> Short task
Print the whole listing exactly.
START Records for processing
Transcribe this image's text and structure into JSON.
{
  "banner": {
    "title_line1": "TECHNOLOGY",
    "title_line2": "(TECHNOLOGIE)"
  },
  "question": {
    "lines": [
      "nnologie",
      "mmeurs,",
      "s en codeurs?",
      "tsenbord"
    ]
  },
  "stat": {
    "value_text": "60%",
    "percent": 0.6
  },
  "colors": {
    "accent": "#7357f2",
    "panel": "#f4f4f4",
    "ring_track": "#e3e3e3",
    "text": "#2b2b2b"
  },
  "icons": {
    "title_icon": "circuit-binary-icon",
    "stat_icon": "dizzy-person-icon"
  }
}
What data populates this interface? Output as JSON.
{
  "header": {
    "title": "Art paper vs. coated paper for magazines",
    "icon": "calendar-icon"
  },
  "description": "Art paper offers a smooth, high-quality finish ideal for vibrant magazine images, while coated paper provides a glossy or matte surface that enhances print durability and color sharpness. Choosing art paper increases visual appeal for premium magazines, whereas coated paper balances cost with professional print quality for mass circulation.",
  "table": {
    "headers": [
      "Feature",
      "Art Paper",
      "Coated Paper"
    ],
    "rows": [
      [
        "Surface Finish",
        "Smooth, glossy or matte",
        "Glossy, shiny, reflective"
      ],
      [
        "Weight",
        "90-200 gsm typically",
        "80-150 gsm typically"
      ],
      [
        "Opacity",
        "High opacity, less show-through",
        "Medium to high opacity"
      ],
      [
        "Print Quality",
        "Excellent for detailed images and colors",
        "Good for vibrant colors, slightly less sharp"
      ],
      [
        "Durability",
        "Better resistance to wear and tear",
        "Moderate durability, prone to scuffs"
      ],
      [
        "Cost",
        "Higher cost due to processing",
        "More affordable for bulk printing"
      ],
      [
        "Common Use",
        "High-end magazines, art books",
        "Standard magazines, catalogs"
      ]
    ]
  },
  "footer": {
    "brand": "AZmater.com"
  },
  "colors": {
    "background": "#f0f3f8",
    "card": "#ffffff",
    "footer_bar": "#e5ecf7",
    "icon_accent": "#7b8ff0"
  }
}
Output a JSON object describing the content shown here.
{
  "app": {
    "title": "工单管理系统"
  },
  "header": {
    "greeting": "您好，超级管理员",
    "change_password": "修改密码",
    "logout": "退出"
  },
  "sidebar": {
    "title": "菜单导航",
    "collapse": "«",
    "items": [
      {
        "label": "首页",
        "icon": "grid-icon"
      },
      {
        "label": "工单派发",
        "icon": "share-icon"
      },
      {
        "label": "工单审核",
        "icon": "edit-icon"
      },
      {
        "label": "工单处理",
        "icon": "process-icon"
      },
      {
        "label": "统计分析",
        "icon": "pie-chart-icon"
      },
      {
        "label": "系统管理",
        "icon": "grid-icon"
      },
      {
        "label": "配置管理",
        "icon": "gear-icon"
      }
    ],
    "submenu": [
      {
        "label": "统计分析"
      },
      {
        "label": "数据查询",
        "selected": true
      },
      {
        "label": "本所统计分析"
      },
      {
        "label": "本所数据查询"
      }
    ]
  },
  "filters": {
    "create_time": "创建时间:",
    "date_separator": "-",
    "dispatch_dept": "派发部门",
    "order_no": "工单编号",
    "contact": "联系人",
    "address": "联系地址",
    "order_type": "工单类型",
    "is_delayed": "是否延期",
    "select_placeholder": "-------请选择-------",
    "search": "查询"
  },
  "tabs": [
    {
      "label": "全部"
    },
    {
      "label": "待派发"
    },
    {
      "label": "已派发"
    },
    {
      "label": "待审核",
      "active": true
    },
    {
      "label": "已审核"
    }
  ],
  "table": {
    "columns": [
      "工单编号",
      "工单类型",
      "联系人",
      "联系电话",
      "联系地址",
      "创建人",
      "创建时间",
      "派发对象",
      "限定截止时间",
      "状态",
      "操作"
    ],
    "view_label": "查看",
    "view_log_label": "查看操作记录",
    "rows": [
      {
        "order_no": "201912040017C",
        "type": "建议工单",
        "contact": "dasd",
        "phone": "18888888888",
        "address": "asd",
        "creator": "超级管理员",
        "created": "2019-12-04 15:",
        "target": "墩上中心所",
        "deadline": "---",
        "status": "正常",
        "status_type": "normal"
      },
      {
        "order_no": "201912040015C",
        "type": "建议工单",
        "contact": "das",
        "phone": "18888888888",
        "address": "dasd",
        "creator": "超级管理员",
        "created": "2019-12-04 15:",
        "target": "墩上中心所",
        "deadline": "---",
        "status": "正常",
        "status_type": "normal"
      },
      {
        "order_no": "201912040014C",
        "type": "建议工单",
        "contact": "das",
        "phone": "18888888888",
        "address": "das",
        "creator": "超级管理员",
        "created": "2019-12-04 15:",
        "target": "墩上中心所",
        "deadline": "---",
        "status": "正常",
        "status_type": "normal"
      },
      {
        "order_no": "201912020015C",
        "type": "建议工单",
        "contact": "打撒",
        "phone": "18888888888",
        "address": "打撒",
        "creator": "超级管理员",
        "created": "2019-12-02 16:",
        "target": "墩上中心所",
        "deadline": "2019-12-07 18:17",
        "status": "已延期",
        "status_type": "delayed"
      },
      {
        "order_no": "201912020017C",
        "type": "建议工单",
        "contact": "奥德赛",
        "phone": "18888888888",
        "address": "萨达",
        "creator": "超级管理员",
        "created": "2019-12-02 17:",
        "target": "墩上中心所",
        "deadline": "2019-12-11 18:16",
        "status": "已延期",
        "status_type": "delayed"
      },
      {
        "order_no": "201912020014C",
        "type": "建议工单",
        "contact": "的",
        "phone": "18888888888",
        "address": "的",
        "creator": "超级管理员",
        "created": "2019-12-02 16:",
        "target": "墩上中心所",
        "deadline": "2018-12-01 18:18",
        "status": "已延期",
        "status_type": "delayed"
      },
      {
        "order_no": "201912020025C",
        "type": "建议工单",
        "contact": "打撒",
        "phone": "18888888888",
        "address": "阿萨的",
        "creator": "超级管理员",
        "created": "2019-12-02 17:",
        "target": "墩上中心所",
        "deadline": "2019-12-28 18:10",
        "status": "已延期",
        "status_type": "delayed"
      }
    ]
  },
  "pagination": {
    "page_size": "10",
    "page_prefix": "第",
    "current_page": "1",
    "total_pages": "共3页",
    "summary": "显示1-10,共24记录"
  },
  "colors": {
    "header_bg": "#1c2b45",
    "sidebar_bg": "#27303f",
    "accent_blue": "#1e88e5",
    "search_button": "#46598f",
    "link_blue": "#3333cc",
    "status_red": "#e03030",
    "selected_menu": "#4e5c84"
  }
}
END Records for processing
> Written response
Transcribe this image's text and structure into JSON.
{
  "banner": {
    "title_line1": "TECHNOLOGY",
    "title_line2": "(TECHNOLOGIE)"
  },
  "question": {
    "lines": [
      "nnologie",
      "mmeurs,",
      "s en codeurs?",
      "tsenbord"
    ]
  },
  "stat": {
    "value_text": "60%",
    "percent": 0.6
  },
  "colors": {
    "accent": "#7357f2",
    "panel": "#f4f4f4",
    "ring_track": "#e3e3e3",
    "text": "#2b2b2b"
  },
  "icons": {
    "title_icon": "circuit-binary-icon",
    "stat_icon": "dizzy-person-icon"
  }
}
What data populates this interface? Output as JSON.
{
  "header": {
    "title": "Art paper vs. coated paper for magazines",
    "icon": "calendar-icon"
  },
  "description": "Art paper offers a smooth, high-quality finish ideal for vibrant magazine images, while coated paper provides a glossy or matte surface that enhances print durability and color sharpness. Choosing art paper increases visual appeal for premium magazines, whereas coated paper balances cost with professional print quality for mass circulation.",
  "table": {
    "headers": [
      "Feature",
      "Art Paper",
      "Coated Paper"
    ],
    "rows": [
      [
        "Surface Finish",
        "Smooth, glossy or matte",
        "Glossy, shiny, reflective"
      ],
      [
        "Weight",
        "90-200 gsm typically",
        "80-150 gsm typically"
      ],
      [
        "Opacity",
        "High opacity, less show-through",
        "Medium to high opacity"
      ],
      [
        "Print Quality",
        "Excellent for detailed images and colors",
        "Good for vibrant colors, slightly less sharp"
      ],
      [
        "Durability",
        "Better resistance to wear and tear",
        "Moderate durability, prone to scuffs"
      ],
      [
        "Cost",
        "Higher cost due to processing",
        "More affordable for bulk printing"
      ],
      [
        "Common Use",
        "High-end magazines, art books",
        "Standard magazines, catalogs"
      ]
    ]
  },
  "footer": {
    "brand": "AZmater.com"
  },
  "colors": {
    "background": "#f0f3f8",
    "card": "#ffffff",
    "footer_bar": "#e5ecf7",
    "icon_accent": "#7b8ff0"
  }
}
Output a JSON object describing the content shown here.
{
  "app": {
    "title": "工单管理系统"
  },
  "header": {
    "greeting": "您好，超级管理员",
    "change_password": "修改密码",
    "logout": "退出"
  },
  "sidebar": {
    "title": "菜单导航",
    "collapse": "«",
    "items": [
      {
        "label": "首页",
        "icon": "grid-icon"
      },
      {
        "label": "工单派发",
        "icon": "share-icon"
      },
      {
        "label": "工单审核",
        "icon": "edit-icon"
      },
      {
        "label": "工单处理",
        "icon": "process-icon"
      },
      {
        "label": "统计分析",
        "icon": "pie-chart-icon"
      },
      {
        "label": "系统管理",
        "icon": "grid-icon"
      },
      {
        "label": "配置管理",
        "icon": "gear-icon"
      }
    ],
    "submenu": [
      {
        "label": "统计分析"
      },
      {
        "label": "数据查询",
        "selected": true
      },
      {
        "label": "本所统计分析"
      },
      {
        "label": "本所数据查询"
      }
    ]
  },
  "filters": {
    "create_time": "创建时间:",
    "date_separator": "-",
    "dispatch_dept": "派发部门",
    "order_no": "工单编号",
    "contact": "联系人",
    "address": "联系地址",
    "order_type": "工单类型",
    "is_delayed": "是否延期",
    "select_placeholder": "-------请选择-------",
    "search": "查询"
  },
  "tabs": [
    {
      "label": "全部"
    },
    {
      "label": "待派发"
    },
    {
      "label": "已派发"
    },
    {
      "label": "待审核",
      "active": true
    },
    {
      "label": "已审核"
    }
  ],
  "table": {
    "columns": [
      "工单编号",
      "工单类型",
      "联系人",
      "联系电话",
      "联系地址",
      "创建人",
      "创建时间",
      "派发对象",
      "限定截止时间",
      "状态",
      "操作"
    ],
    "view_label": "查看",
    "view_log_label": "查看操作记录",
    "rows": [
      {
        "order_no": "201912040017C",
        "type": "建议工单",
        "contact": "dasd",
        "phone": "18888888888",
        "address": "asd",
        "creator": "超级管理员",
        "created": "2019-12-04 15:",
        "target": "墩上中心所",
        "deadline": "---",
        "status": "正常",
        "status_type": "normal"
      },
      {
        "order_no": "201912040015C",
        "type": "建议工单",
        "contact": "das",
        "phone": "18888888888",
        "address": "dasd",
        "creator": "超级管理员",
        "created": "2019-12-04 15:",
        "target": "墩上中心所",
        "deadline": "---",
        "status": "正常",
        "status_type": "normal"
      },
      {
        "order_no": "201912040014C",
        "type": "建议工单",
        "contact": "das",
        "phone": "18888888888",
        "address": "das",
        "creator": "超级管理员",
        "created": "2019-12-04 15:",
        "target": "墩上中心所",
        "deadline": "---",
        "status": "正常",
        "status_type": "normal"
      },
      {
        "order_no": "201912020015C",
        "type": "建议工单",
        "contact": "打撒",
        "phone": "18888888888",
        "address": "打撒",
        "creator": "超级管理员",
        "created": "2019-12-02 16:",
        "target": "墩上中心所",
        "deadline": "2019-12-07 18:17",
        "status": "已延期",
        "status_type": "delayed"
      },
      {
        "order_no": "201912020017C",
        "type": "建议工单",
        "contact": "奥德赛",
        "phone": "18888888888",
        "address": "萨达",
        "creator": "超级管理员",
        "created": "2019-12-02 17:",
        "target": "墩上中心所",
        "deadline": "2019-12-11 18:16",
        "status": "已延期",
        "status_type": "delayed"
      },
      {
        "order_no": "201912020014C",
        "type": "建议工单",
        "contact": "的",
        "phone": "18888888888",
        "address": "的",
        "creator": "超级管理员",
        "created": "2019-12-02 16:",
        "target": "墩上中心所",
        "deadline": "2018-12-01 18:18",
        "status": "已延期",
        "status_type": "delayed"
      },
      {
        "order_no": "201912020025C",
        "type": "建议工单",
        "contact": "打撒",
        "phone": "18888888888",
        "address": "阿萨的",
        "creator": "超级管理员",
        "created": "2019-12-02 17:",
        "target": "墩上中心所",
        "deadline": "2019-12-28 18:10",
        "status": "已延期",
        "status_type": "delayed"
      }
    ]
  },
  "pagination": {
    "page_size": "10",
    "page_prefix": "第",
    "current_page": "1",
    "total_pages": "共3页",
    "summary": "显示1-10,共24记录"
  },
  "colors": {
    "header_bg": "#1c2b45",
    "sidebar_bg": "#27303f",
    "accent_blue": "#1e88e5",
    "search_button": "#46598f",
    "link_blue": "#3333cc",
    "status_red": "#e03030",
    "selected_menu": "#4e5c84"
  }
}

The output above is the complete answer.